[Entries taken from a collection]
-- begin --

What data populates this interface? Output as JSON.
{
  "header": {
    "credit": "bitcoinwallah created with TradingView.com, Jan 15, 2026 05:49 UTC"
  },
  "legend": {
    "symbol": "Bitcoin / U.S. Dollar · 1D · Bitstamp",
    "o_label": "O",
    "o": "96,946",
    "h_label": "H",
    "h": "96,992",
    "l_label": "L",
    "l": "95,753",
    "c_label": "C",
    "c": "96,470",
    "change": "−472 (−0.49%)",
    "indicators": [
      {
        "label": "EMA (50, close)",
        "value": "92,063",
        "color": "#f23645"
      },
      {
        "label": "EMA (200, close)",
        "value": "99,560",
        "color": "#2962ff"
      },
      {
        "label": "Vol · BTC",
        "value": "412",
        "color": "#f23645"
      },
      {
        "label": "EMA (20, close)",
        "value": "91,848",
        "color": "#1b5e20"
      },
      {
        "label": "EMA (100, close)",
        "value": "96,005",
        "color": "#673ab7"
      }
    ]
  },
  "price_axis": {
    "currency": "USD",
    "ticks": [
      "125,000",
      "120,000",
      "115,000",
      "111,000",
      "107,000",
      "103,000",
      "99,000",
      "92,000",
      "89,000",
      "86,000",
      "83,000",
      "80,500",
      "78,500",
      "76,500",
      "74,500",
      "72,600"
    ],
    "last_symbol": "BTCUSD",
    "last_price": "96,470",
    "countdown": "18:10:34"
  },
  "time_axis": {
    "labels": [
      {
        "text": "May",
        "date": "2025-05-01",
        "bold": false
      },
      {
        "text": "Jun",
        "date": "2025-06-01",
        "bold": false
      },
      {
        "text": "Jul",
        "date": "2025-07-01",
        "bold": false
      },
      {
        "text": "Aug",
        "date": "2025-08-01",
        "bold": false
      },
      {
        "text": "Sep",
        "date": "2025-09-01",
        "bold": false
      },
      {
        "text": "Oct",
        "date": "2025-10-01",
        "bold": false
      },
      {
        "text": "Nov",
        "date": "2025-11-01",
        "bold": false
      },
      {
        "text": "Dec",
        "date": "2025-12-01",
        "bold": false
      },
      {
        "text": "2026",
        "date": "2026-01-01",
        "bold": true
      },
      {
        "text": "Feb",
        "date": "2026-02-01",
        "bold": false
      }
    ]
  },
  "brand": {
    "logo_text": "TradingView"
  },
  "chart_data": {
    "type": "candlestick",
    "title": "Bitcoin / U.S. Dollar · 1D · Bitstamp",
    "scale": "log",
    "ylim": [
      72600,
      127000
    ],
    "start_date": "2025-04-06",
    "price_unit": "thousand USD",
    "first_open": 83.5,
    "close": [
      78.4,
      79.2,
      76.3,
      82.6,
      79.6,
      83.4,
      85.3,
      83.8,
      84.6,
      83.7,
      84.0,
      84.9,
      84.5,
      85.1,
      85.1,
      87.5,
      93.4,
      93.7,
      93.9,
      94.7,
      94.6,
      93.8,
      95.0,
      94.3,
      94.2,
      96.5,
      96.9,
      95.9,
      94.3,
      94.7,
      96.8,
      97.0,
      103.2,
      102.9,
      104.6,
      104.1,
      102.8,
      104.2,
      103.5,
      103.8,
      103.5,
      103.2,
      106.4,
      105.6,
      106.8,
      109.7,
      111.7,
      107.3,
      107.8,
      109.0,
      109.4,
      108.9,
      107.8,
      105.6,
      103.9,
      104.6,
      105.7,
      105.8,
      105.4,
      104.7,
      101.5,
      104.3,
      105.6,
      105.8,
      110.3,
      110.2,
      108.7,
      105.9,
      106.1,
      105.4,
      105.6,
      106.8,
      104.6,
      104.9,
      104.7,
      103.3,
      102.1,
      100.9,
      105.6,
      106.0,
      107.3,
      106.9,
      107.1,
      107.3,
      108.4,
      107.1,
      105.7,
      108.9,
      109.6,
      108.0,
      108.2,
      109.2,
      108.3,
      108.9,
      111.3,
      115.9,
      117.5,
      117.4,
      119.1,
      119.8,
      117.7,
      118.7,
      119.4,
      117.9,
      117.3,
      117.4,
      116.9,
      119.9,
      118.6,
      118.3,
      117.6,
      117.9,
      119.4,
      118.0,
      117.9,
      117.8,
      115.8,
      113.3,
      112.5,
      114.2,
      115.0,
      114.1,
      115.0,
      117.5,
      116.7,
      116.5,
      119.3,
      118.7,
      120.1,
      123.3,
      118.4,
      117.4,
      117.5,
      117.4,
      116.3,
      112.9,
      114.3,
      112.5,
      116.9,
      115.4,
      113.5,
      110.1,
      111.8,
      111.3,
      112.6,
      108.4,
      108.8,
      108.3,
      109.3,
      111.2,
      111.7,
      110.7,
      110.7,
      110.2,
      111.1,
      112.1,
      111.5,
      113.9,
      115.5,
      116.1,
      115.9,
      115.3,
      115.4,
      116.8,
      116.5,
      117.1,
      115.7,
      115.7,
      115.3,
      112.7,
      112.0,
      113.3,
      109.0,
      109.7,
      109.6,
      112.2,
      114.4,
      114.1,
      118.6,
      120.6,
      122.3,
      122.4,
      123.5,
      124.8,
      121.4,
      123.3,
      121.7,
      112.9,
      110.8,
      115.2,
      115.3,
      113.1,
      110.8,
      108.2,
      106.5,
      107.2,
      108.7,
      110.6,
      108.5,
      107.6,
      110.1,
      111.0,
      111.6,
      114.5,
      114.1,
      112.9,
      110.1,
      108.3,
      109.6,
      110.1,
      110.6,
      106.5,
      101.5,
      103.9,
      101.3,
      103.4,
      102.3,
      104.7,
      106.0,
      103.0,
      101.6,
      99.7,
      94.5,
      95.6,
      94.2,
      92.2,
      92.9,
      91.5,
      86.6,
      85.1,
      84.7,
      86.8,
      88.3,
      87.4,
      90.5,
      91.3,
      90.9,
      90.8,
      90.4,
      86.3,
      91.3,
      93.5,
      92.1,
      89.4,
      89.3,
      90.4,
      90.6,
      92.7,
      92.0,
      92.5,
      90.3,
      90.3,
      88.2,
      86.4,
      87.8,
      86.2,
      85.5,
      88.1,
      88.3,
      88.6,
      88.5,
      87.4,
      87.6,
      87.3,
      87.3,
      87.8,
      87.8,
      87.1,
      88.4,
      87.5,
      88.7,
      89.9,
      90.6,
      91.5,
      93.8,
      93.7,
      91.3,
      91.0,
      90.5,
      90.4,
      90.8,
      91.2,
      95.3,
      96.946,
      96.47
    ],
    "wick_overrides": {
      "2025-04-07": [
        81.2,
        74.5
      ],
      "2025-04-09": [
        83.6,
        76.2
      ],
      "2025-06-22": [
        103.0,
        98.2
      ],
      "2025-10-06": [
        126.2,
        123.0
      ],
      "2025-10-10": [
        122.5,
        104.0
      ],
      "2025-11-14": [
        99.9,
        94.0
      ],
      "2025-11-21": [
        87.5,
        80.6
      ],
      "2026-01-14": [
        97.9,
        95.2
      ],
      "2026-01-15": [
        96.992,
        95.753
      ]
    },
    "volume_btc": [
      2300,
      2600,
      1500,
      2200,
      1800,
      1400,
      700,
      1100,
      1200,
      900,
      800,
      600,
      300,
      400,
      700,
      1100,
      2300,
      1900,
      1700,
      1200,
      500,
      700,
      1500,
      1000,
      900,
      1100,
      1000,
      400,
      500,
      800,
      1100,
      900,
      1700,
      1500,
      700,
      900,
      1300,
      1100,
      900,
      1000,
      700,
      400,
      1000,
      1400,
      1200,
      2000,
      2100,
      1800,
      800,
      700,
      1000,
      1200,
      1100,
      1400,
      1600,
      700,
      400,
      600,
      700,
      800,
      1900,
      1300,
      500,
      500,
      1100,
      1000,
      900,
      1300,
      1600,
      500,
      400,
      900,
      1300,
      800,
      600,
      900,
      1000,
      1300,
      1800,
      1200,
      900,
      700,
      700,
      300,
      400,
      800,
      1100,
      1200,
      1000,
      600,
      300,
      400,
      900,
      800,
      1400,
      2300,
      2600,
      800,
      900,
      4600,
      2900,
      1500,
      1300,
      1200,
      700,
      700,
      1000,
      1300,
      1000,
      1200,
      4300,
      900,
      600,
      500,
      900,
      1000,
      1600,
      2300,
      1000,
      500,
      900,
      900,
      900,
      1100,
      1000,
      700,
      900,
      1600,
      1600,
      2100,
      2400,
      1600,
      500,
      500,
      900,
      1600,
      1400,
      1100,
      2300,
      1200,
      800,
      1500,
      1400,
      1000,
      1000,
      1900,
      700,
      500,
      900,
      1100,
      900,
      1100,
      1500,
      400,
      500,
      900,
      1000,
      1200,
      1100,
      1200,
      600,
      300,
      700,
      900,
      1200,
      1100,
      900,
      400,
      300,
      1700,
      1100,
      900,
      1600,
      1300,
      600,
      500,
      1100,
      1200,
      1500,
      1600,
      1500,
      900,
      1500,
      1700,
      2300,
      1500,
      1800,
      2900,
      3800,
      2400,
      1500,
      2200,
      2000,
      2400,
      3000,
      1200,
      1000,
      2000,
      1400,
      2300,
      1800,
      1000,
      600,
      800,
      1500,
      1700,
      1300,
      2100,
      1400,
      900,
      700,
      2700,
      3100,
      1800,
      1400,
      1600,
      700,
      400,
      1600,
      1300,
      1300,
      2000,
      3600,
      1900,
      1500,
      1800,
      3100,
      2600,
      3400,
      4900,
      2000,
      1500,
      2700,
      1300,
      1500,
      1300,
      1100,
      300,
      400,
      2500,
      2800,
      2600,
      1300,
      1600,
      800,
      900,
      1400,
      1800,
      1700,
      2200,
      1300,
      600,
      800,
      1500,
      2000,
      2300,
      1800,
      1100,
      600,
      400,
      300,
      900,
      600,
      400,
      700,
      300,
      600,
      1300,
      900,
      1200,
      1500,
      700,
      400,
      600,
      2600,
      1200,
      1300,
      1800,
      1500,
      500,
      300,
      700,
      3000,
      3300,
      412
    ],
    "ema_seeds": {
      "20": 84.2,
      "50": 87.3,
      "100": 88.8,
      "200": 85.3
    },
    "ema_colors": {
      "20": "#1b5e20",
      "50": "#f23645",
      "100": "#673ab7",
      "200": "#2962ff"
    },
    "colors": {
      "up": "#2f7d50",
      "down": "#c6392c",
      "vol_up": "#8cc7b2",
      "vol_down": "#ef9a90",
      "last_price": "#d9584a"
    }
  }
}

-- end --

**TASK GOAL**
Report only the number of lines that hold the word "Bitstamp".

**WRITTEN SOLUTION**
2